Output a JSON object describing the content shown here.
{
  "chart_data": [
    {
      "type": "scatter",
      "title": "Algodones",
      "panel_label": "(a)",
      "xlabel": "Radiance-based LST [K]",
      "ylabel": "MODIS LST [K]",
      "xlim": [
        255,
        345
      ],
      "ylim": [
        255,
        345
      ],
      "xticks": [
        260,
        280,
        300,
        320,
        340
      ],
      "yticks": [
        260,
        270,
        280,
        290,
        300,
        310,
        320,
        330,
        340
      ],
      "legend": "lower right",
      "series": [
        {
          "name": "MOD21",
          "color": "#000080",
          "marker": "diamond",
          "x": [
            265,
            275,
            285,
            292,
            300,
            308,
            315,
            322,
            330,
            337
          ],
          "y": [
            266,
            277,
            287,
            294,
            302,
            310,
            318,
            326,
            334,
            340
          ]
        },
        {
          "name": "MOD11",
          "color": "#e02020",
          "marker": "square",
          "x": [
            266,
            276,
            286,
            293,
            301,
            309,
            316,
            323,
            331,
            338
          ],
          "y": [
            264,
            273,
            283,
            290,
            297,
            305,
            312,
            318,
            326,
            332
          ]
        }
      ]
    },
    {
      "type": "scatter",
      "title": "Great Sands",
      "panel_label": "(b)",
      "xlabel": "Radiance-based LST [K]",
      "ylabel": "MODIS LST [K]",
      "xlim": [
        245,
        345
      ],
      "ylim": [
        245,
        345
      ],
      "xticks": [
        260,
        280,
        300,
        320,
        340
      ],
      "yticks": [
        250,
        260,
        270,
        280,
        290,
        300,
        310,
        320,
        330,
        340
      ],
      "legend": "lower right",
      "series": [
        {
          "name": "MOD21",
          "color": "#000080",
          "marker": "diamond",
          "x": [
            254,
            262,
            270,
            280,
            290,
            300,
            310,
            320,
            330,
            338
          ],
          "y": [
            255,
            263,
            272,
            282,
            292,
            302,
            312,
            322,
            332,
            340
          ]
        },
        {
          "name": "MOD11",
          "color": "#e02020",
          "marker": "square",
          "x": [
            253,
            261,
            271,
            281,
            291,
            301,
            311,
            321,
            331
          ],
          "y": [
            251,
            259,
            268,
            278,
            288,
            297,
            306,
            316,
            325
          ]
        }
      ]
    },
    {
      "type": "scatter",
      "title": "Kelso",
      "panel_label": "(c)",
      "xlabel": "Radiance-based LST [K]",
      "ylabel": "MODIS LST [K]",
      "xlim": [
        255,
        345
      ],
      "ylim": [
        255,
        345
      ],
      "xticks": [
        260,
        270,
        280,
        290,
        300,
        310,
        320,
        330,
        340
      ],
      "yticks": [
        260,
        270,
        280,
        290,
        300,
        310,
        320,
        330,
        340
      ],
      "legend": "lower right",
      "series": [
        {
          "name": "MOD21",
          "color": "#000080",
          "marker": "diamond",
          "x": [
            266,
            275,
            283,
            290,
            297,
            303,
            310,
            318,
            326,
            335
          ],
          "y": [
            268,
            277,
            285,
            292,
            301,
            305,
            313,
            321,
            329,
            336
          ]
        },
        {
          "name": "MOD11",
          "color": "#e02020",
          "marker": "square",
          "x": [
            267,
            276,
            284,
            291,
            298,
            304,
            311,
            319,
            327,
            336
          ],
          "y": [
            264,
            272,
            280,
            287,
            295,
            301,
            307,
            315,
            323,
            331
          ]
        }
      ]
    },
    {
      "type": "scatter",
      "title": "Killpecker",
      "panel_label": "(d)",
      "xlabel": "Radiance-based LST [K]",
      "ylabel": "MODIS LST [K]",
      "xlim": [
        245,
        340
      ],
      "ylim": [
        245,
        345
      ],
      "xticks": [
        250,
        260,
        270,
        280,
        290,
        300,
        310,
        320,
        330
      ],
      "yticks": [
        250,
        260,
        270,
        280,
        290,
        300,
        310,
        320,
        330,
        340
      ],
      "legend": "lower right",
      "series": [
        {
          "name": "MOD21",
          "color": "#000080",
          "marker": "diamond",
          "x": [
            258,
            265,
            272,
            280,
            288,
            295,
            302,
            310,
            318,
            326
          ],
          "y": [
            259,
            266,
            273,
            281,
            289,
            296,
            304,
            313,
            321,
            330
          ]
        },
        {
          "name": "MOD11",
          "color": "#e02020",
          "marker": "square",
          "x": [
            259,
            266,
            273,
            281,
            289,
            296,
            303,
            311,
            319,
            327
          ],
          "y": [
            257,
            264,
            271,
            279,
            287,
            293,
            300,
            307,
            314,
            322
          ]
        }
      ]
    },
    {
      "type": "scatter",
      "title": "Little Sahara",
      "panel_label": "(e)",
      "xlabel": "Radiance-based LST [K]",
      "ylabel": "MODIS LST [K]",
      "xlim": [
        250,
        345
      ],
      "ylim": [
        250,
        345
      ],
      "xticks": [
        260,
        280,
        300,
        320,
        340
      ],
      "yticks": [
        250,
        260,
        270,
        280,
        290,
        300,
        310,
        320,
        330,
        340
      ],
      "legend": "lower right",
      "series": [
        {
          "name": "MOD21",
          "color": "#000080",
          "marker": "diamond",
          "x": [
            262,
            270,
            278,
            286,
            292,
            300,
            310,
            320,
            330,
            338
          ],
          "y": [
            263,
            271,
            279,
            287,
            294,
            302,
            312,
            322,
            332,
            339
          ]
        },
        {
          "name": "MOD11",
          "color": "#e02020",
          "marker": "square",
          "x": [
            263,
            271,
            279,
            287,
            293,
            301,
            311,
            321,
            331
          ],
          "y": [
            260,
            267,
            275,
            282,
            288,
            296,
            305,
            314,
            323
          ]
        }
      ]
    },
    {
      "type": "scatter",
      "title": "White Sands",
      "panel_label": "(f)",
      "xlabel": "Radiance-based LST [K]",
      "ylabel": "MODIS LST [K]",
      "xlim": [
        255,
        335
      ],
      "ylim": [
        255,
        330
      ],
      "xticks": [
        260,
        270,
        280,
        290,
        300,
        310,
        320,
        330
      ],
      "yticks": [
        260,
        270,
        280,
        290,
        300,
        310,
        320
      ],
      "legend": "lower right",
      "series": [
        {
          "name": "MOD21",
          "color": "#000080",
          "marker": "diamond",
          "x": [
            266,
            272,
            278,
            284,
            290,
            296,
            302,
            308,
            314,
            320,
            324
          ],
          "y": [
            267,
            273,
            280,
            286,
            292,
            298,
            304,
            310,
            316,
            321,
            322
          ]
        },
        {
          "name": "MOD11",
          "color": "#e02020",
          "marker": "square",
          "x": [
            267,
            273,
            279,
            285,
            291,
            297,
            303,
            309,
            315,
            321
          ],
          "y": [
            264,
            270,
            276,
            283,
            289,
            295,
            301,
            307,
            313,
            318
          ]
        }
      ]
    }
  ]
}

----

> **PROBLEM TO SOLVE**
Reproduce the full listing exactly.

> **ANSWER TO THE EXERCISE**
Output a JSON object describing the content shown here.
{
  "chart_data": [
    {
      "type": "scatter",
      "title": "Algodones",
      "panel_label": "(a)",
      "xlabel": "Radiance-based LST [K]",
      "ylabel": "MODIS LST [K]",
      "xlim": [
        255,
        345
      ],
      "ylim": [
        255,
        345
      ],
      "xticks": [
        260,
        280,
        300,
        320,
        340
      ],
      "yticks": [
        260,
        270,
        280,
        290,
        300,
        310,
        320,
        330,
        340
      ],
      "legend": "lower right",
      "series": [
        {
          "name": "MOD21",
          "color": "#000080",
          "marker": "diamond",
          "x": [
            265,
            275,
            285,
            292,
            300,
            308,
            315,
            322,
            330,
            337
          ],
          "y": [
            266,
            277,
            287,
            294,
            302,
            310,
            318,
            326,
            334,
            340
          ]
        },
        {
          "name": "MOD11",
          "color": "#e02020",
          "marker": "square",
          "x": [
            266,
            276,
            286,
            293,
            301,
            309,
            316,
            323,
            331,
            338
          ],
          "y": [
            264,
            273,
            283,
            290,
            297,
            305,
            312,
            318,
            326,
            332
          ]
        }
      ]
    },
    {
      "type": "scatter",
      "title": "Great Sands",
      "panel_label": "(b)",
      "xlabel": "Radiance-based LST [K]",
      "ylabel": "MODIS LST [K]",
      "xlim": [
        245,
        345
      ],
      "ylim": [
        245,
        345
      ],
      "xticks": [
        260,
        280,
        300,
        320,
        340
      ],
      "yticks": [
        250,
        260,
        270,
        280,
        290,
        300,
        310,
        320,
        330,
        340
      ],
      "legend": "lower right",
      "series": [
        {
          "name": "MOD21",
          "color": "#000080",
          "marker": "diamond",
          "x": [
            254,
            262,
            270,
            280,
            290,
            300,
            310,
            320,
            330,
            338
          ],
          "y": [
            255,
            263,
            272,
            282,
            292,
            302,
            312,
            322,
            332,
            340
          ]
        },
        {
          "name": "MOD11",
          "color": "#e02020",
          "marker": "square",
          "x": [
            253,
            261,
            271,
            281,
            291,
            301,
            311,
            321,
            331
          ],
          "y": [
            251,
            259,
            268,
            278,
            288,
            297,
            306,
            316,
            325
          ]
        }
      ]
    },
    {
      "type": "scatter",
      "title": "Kelso",
      "panel_label": "(c)",
      "xlabel": "Radiance-based LST [K]",
      "ylabel": "MODIS LST [K]",
      "xlim": [
        255,
        345
      ],
      "ylim": [
        255,
        345
      ],
      "xticks": [
        260,
        270,
        280,
        290,
        300,
        310,
        320,
        330,
        340
      ],
      "yticks": [
        260,
        270,
        280,
        290,
        300,
        310,
        320,
        330,
        340
      ],
      "legend": "lower right",
      "series": [
        {
          "name": "MOD21",
          "color": "#000080",
          "marker": "diamond",
          "x": [
            266,
            275,
            283,
            290,
            297,
            303,
            310,
            318,
            326,
            335
          ],
          "y": [
            268,
            277,
            285,
            292,
            301,
            305,
            313,
            321,
            329,
            336
          ]
        },
        {
          "name": "MOD11",
          "color": "#e02020",
          "marker": "square",
          "x": [
            267,
            276,
            284,
            291,
            298,
            304,
            311,
            319,
            327,
            336
          ],
          "y": [
            264,
            272,
            280,
            287,
            295,
            301,
            307,
            315,
            323,
            331
          ]
        }
      ]
    },
    {
      "type": "scatter",
      "title": "Killpecker",
      "panel_label": "(d)",
      "xlabel": "Radiance-based LST [K]",
      "ylabel": "MODIS LST [K]",
      "xlim": [
        245,
        340
      ],
      "ylim": [
        245,
        345
      ],
      "xticks": [
        250,
        260,
        270,
        280,
        290,
        300,
        310,
        320,
        330
      ],
      "yticks": [
        250,
        260,
        270,
        280,
        290,
        300,
        310,
        320,
        330,
        340
      ],
      "legend": "lower right",
      "series": [
        {
          "name": "MOD21",
          "color": "#000080",
          "marker": "diamond",
          "x": [
            258,
            265,
            272,
            280,
            288,
            295,
            302,
            310,
            318,
            326
          ],
          "y": [
            259,
            266,
            273,
            281,
            289,
            296,
            304,
            313,
            321,
            330
          ]
        },
        {
          "name": "MOD11",
          "color": "#e02020",
          "marker": "square",
          "x": [
            259,
            266,
            273,
            281,
            289,
            296,
            303,
            311,
            319,
            327
          ],
          "y": [
            257,
            264,
            271,
            279,
            287,
            293,
            300,
            307,
            314,
            322
          ]
        }
      ]
    },
    {
      "type": "scatter",
      "title": "Little Sahara",
      "panel_label": "(e)",
      "xlabel": "Radiance-based LST [K]",
      "ylabel": "MODIS LST [K]",
      "xlim": [
        250,
        345
      ],
      "ylim": [
        250,
        345
      ],
      "xticks": [
        260,
        280,
        300,
        320,
        340
      ],
      "yticks": [
        250,
        260,
        270,
        280,
        290,
        300,
        310,
        320,
        330,
        340
      ],
      "legend": "lower right",
      "series": [
        {
          "name": "MOD21",
          "color": "#000080",
          "marker": "diamond",
          "x": [
            262,
            270,
            278,
            286,
            292,
            300,
            310,
            320,
            330,
            338
          ],
          "y": [
            263,
            271,
            279,
            287,
            294,
            302,
            312,
            322,
            332,
            339
          ]
        },
        {
          "name": "MOD11",
          "color": "#e02020",
          "marker": "square",
          "x": [
            263,
            271,
            279,
            287,
            293,
            301,
            311,
            321,
            331
          ],
          "y": [
            260,
            267,
            275,
            282,
            288,
            296,
            305,
            314,
            323
          ]
        }
      ]
    },
    {
      "type": "scatter",
      "title": "White Sands",
      "panel_label": "(f)",
      "xlabel": "Radiance-based LST [K]",
      "ylabel": "MODIS LST [K]",
      "xlim": [
        255,
        335
      ],
      "ylim": [
        255,
        330
      ],
      "xticks": [
        260,
        270,
        280,
        290,
        300,
        310,
        320,
        330
      ],
      "yticks": [
        260,
        270,
        280,
        290,
        300,
        310,
        320
      ],
      "legend": "lower right",
      "series": [
        {
          "name": "MOD21",
          "color": "#000080",
          "marker": "diamond",
          "x": [
            266,
            272,
            278,
            284,
            290,
            296,
            302,
            308,
            314,
            320,
            324
          ],
          "y": [
            267,
            273,
            280,
            286,
            292,
            298,
            304,
            310,
            316,
            321,
            322
          ]
        },
        {
          "name": "MOD11",
          "color": "#e02020",
          "marker": "square",
          "x": [
            267,
            273,
            279,
            285,
            291,
            297,
            303,
            309,
            315,
            321
          ],
          "y": [
            264,
            270,
            276,
            283,
            289,
            295,
            301,
            307,
            313,
            318
          ]
        }
      ]
    }
  ]
}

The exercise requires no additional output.